--- Begin Information shown ---

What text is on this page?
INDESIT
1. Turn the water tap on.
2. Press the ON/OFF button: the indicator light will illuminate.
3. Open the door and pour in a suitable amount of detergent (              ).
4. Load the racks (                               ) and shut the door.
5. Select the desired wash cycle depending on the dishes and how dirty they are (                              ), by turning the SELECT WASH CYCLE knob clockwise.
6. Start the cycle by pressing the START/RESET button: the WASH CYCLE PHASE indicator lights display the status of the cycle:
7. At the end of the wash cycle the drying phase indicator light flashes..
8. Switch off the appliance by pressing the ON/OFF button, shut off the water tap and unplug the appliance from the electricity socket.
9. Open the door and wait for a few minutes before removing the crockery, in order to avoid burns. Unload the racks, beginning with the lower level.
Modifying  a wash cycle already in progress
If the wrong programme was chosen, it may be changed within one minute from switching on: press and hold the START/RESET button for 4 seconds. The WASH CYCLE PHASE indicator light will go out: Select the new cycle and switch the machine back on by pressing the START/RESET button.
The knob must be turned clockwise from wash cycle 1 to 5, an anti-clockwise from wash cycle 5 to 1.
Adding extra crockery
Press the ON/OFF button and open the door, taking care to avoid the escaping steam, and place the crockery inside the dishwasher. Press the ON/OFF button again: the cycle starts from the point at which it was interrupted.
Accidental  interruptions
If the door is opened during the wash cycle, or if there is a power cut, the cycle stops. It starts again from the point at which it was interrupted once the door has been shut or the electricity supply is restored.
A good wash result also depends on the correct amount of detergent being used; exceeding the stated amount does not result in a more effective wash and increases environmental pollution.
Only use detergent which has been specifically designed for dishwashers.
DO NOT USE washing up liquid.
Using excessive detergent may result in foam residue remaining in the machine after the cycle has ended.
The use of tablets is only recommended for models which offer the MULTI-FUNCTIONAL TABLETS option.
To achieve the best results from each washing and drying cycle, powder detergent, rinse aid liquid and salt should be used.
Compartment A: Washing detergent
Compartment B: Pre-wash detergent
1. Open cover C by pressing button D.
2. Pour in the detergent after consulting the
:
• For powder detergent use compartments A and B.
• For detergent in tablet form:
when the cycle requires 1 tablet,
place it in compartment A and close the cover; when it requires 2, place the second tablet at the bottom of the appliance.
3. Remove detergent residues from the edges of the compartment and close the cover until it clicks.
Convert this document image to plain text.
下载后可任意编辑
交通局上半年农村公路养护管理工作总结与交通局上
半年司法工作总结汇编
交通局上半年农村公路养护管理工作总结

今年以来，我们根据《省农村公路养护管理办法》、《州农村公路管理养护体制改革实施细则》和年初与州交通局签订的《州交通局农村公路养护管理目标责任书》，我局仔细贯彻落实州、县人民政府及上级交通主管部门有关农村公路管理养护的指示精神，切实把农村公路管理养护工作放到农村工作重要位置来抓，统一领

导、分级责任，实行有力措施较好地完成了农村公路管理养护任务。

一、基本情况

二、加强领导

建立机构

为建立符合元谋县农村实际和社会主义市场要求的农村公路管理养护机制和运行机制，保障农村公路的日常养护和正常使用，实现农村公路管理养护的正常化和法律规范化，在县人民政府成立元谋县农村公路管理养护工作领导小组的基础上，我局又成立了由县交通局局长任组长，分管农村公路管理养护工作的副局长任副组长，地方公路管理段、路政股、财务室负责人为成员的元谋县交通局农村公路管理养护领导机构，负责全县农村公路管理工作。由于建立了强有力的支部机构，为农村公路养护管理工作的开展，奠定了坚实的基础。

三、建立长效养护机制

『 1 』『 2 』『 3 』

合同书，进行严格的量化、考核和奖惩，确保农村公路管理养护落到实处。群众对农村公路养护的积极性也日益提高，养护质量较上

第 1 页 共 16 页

--- End Information shown ---

Exercise objective —
Transcribe the data above in full, exactly.

Right answer —
What text is on this page?
INDESIT
1. Turn the water tap on.
2. Press the ON/OFF button: the indicator light will illuminate.
3. Open the door and pour in a suitable amount of detergent (              ).
4. Load the racks (                               ) and shut the door.
5. Select the desired wash cycle depending on the dishes and how dirty they are (                              ), by turning the SELECT WASH CYCLE knob clockwise.
6. Start the cycle by pressing the START/RESET button: the WASH CYCLE PHASE indicator lights display the status of the cycle:
7. At the end of the wash cycle the drying phase indicator light flashes..
8. Switch off the appliance by pressing the ON/OFF button, shut off the water tap and unplug the appliance from the electricity socket.
9. Open the door and wait for a few minutes before removing the crockery, in order to avoid burns. Unload the racks, beginning with the lower level.
Modifying  a wash cycle already in progress
If the wrong programme was chosen, it may be changed within one minute from switching on: press and hold the START/RESET button for 4 seconds. The WASH CYCLE PHASE indicator light will go out: Select the new cycle and switch the machine back on by pressing the START/RESET button.
The knob must be turned clockwise from wash cycle 1 to 5, an anti-clockwise from wash cycle 5 to 1.
Adding extra crockery
Press the ON/OFF button and open the door, taking care to avoid the escaping steam, and place the crockery inside the dishwasher. Press the ON/OFF button again: the cycle starts from the point at which it was interrupted.
Accidental  interruptions
If the door is opened during the wash cycle, or if there is a power cut, the cycle stops. It starts again from the point at which it was interrupted once the door has been shut or the electricity supply is restored.
A good wash result also depends on the correct amount of detergent being used; exceeding the stated amount does not result in a more effective wash and increases environmental pollution.
Only use detergent which has been specifically designed for dishwashers.
DO NOT USE washing up liquid.
Using excessive detergent may result in foam residue remaining in the machine after the cycle has ended.
The use of tablets is only recommended for models which offer the MULTI-FUNCTIONAL TABLETS option.
To achieve the best results from each washing and drying cycle, powder detergent, rinse aid liquid and salt should be used.
Compartment A: Washing detergent
Compartment B: Pre-wash detergent
1. Open cover C by pressing button D.
2. Pour in the detergent after consulting the
:
• For powder detergent use compartments A and B.
• For detergent in tablet form:
when the cycle requires 1 tablet,
place it in compartment A and close the cover; when it requires 2, place the second tablet at the bottom of the appliance.
3. Remove detergent residues from the edges of the compartment and close the cover until it clicks.
Convert this document image to plain text.
下载后可任意编辑
交通局上半年农村公路养护管理工作总结与交通局上
半年司法工作总结汇编
交通局上半年农村公路养护管理工作总结

今年以来，我们根据《省农村公路养护管理办法》、《州农村公路管理养护体制改革实施细则》和年初与州交通局签订的《州交通局农村公路养护管理目标责任书》，我局仔细贯彻落实州、县人民政府及上级交通主管部门有关农村公路管理养护的指示精神，切实把农村公路管理养护工作放到农村工作重要位置来抓，统一领

导、分级责任，实行有力措施较好地完成了农村公路管理养护任务。

一、基本情况

二、加强领导

建立机构

为建立符合元谋县农村实际和社会主义市场要求的农村公路管理养护机制和运行机制，保障农村公路的日常养护和正常使用，实现农村公路管理养护的正常化和法律规范化，在县人民政府成立元谋县农村公路管理养护工作领导小组的基础上，我局又成立了由县交通局局长任组长，分管农村公路管理养护工作的副局长任副组长，地方公路管理段、路政股、财务室负责人为成员的元谋县交通局农村公路管理养护领导机构，负责全县农村公路管理工作。由于建立了强有力的支部机构，为农村公路养护管理工作的开展，奠定了坚实的基础。

三、建立长效养护机制

『 1 』『 2 』『 3 』

合同书，进行严格的量化、考核和奖惩，确保农村公路管理养护落到实处。群众对农村公路养护的积极性也日益提高，养护质量较上

第 1 页 共 16 页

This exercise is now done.